↓↓↓
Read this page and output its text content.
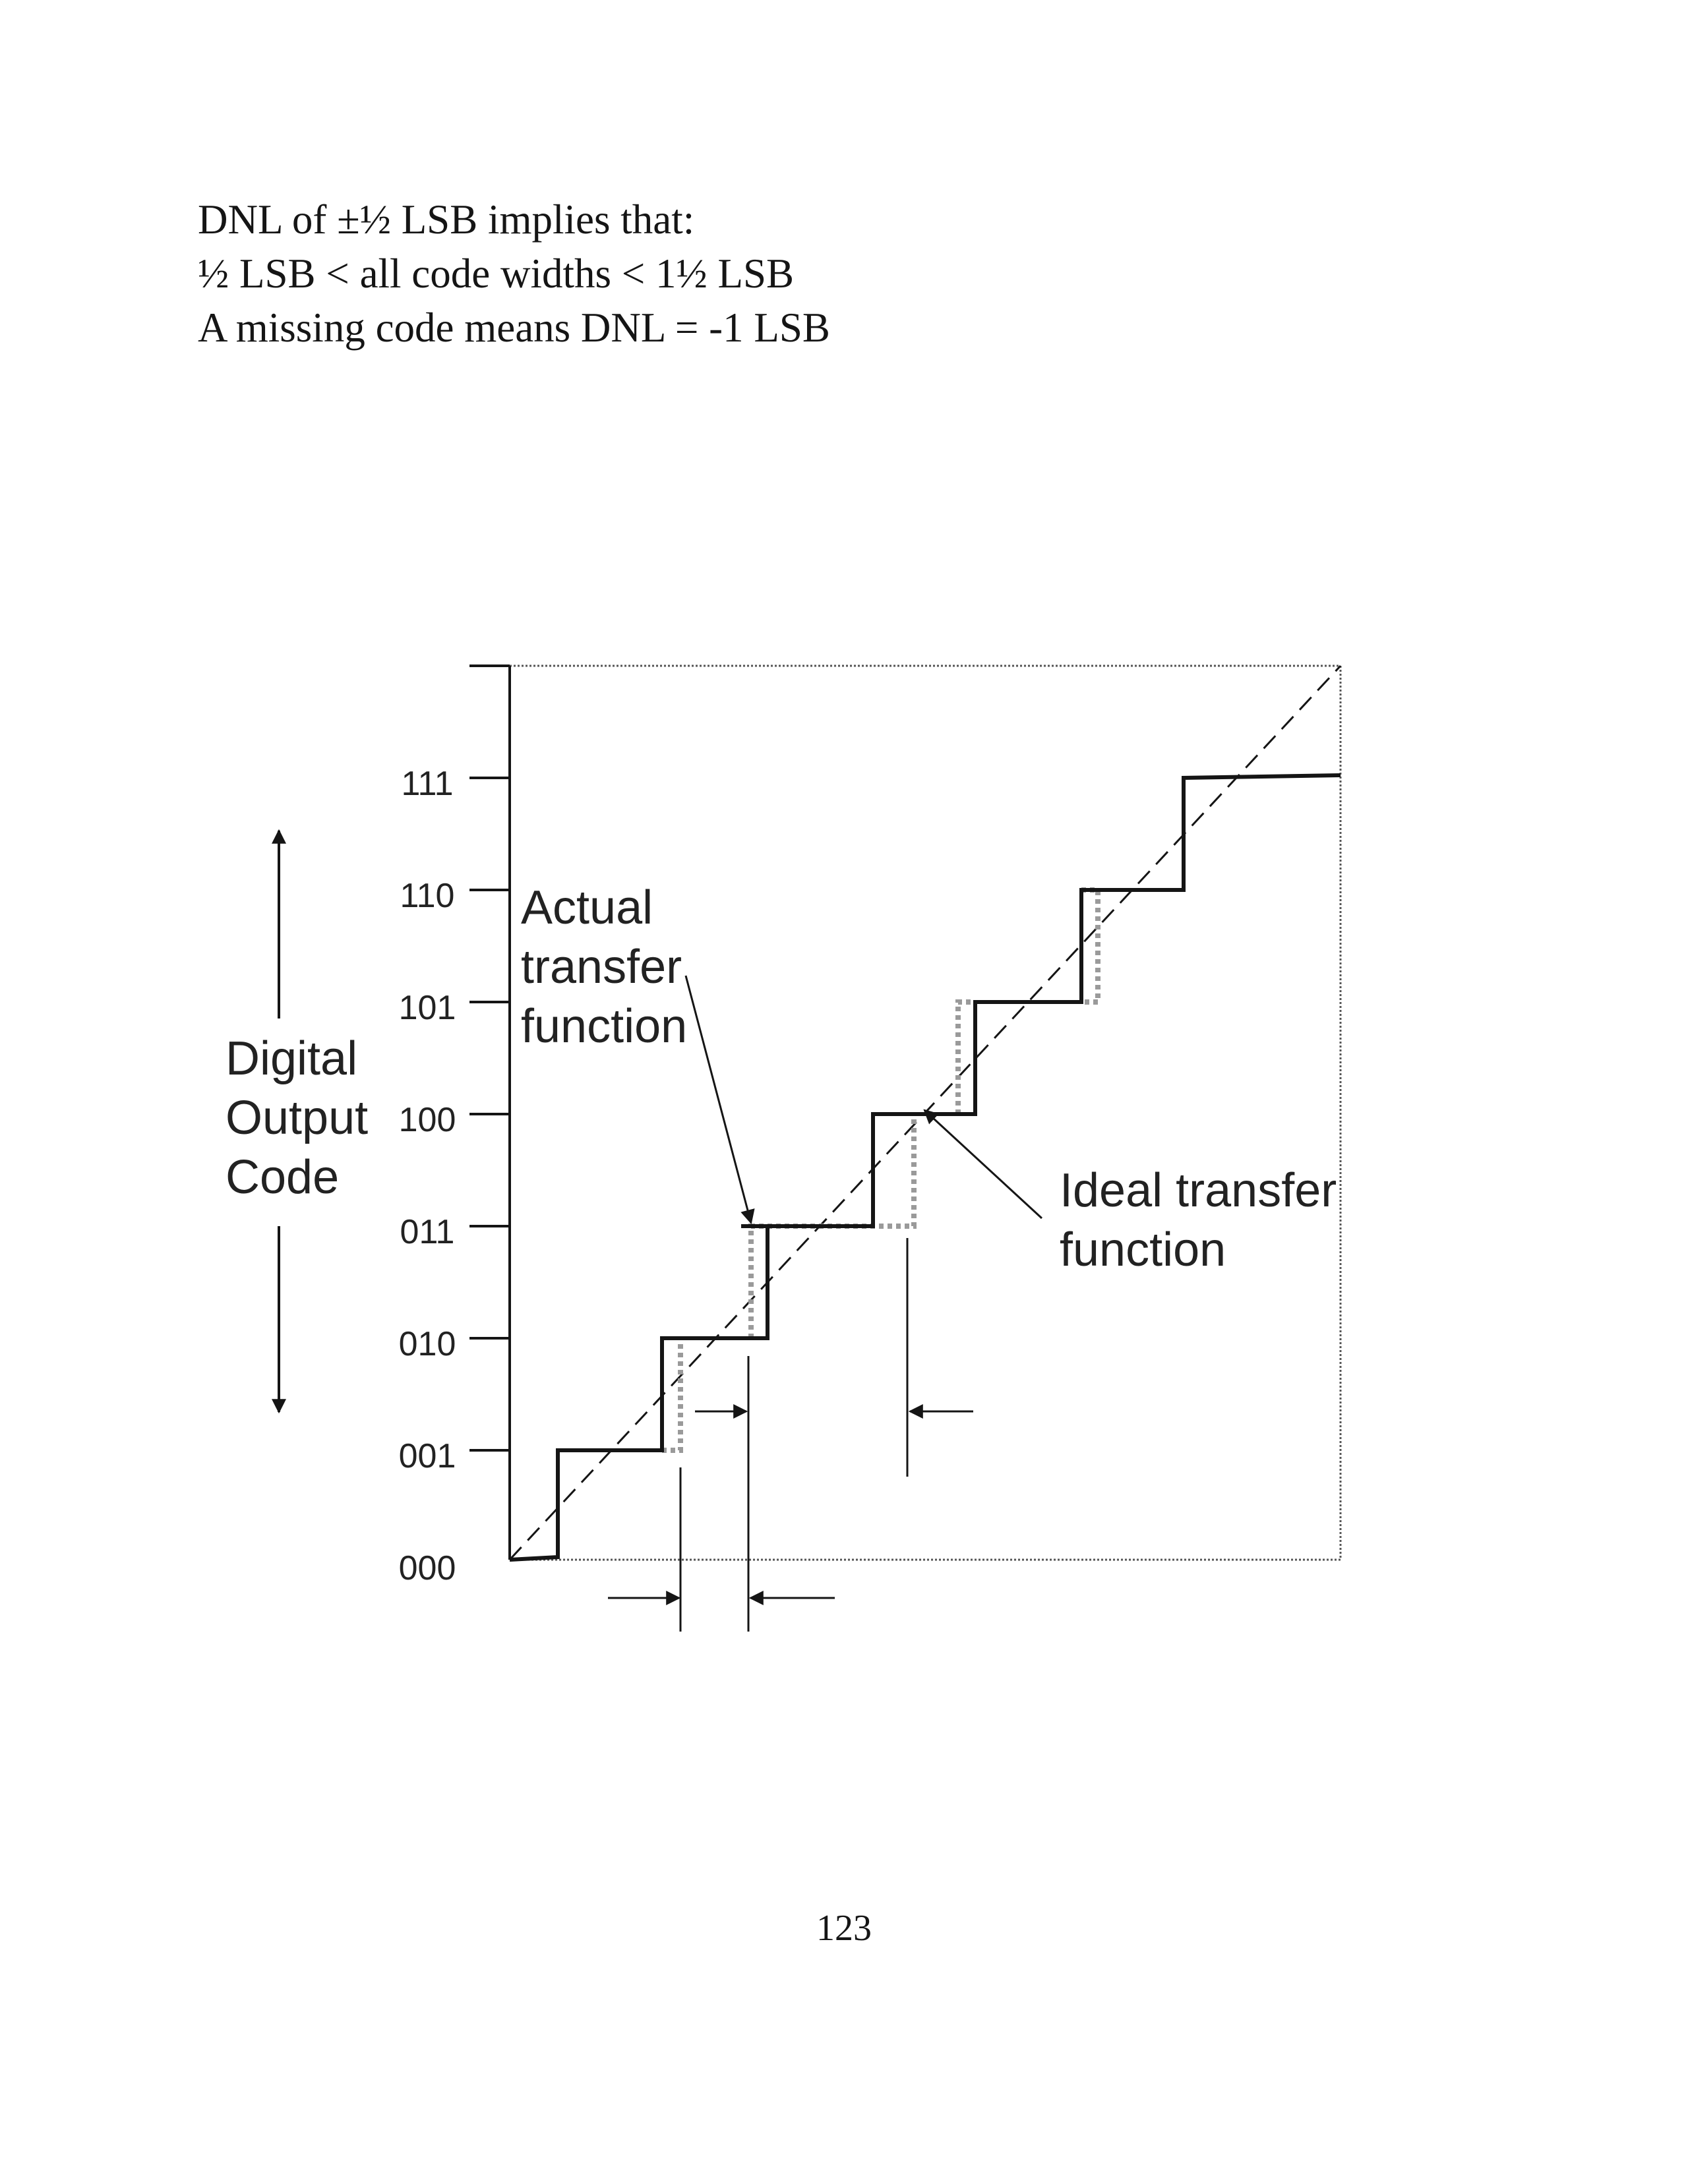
DNL of ±½ LSB implies that:
½ LSB < all code widths < 1½ LSB
A missing code means DNL = -1 LSB
111
110
101
100
011
010
001
000
Digital
Output
Code
Actual
transfer
function
Ideal transfer
function
123
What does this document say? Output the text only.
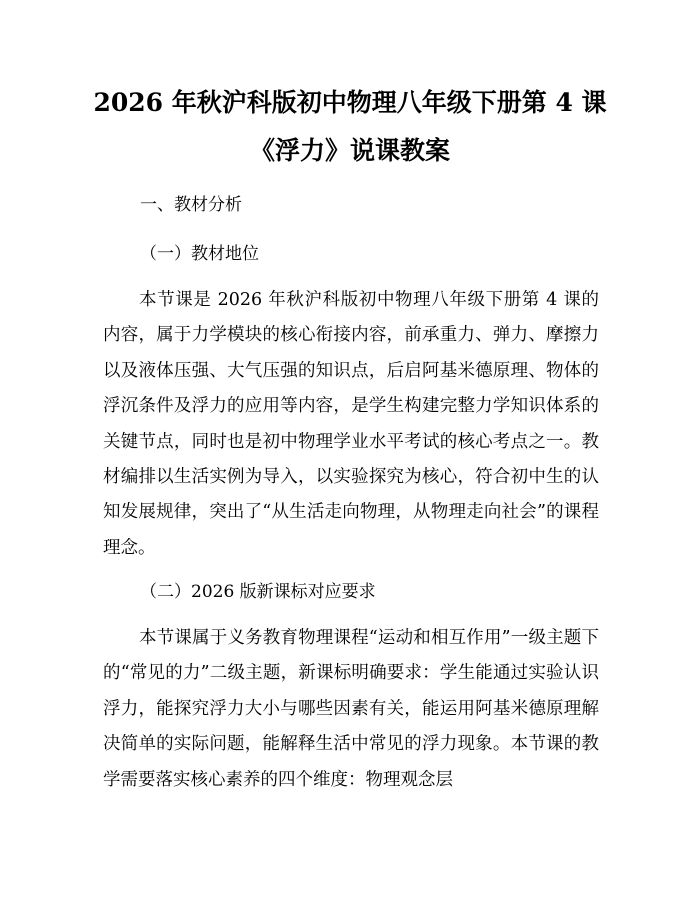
2026 年秋沪科版初中物理八年级下册第 4 课
《浮力》说课教案
一、教材分析
（一）教材地位

本节课是 2026 年秋沪科版初中物理八年级下册第 4 课的内容，属于力学模块的核心衔接内容，前承重力、弹力、摩擦力以及液体压强、大气压强的知识点，后启阿基米德原理、物体的浮沉条件及浮力的应用等内容，是学生构建完整力学知识体系的关键节点，同时也是初中物理学业水平考试的核心考点之一。教材编排以生活实例为导入，以实验探究为核心，符合初中生的认知发展规律，突出了“从生活走向物理，从物理走向社会”的课程理念。

（二）2026 版新课标对应要求

本节课属于义务教育物理课程“运动和相互作用”一级主题下的“常见的力”二级主题，新课标明确要求：学生能通过实验认识浮力，能探究浮力大小与哪些因素有关，能运用阿基米德原理解决简单的实际问题，能解释生活中常见的浮力现象。本节课的教学需要落实核心素养的四个维度：物理观念层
↑↑↑
**REQUIREMENTS:**
Working from the lines above, reproduce the material exactly and exclude its pictures.

**COMPLETE RESPONSE:**
Read this page and output its text content.
DNL of ±½ LSB implies that:
½ LSB < all code widths < 1½ LSB
A missing code means DNL = -1 LSB
111
110
101
100
011
010
001
000
Digital
Output
Code
Actual
transfer
function
Ideal transfer
function
123
What does this document say? Output the text only.
2026 年秋沪科版初中物理八年级下册第 4 课
《浮力》说课教案
一、教材分析
（一）教材地位

本节课是 2026 年秋沪科版初中物理八年级下册第 4 课的内容，属于力学模块的核心衔接内容，前承重力、弹力、摩擦力以及液体压强、大气压强的知识点，后启阿基米德原理、物体的浮沉条件及浮力的应用等内容，是学生构建完整力学知识体系的关键节点，同时也是初中物理学业水平考试的核心考点之一。教材编排以生活实例为导入，以实验探究为核心，符合初中生的认知发展规律，突出了“从生活走向物理，从物理走向社会”的课程理念。

（二）2026 版新课标对应要求

本节课属于义务教育物理课程“运动和相互作用”一级主题下的“常见的力”二级主题，新课标明确要求：学生能通过实验认识浮力，能探究浮力大小与哪些因素有关，能运用阿基米德原理解决简单的实际问题，能解释生活中常见的浮力现象。本节课的教学需要落实核心素养的四个维度：物理观念层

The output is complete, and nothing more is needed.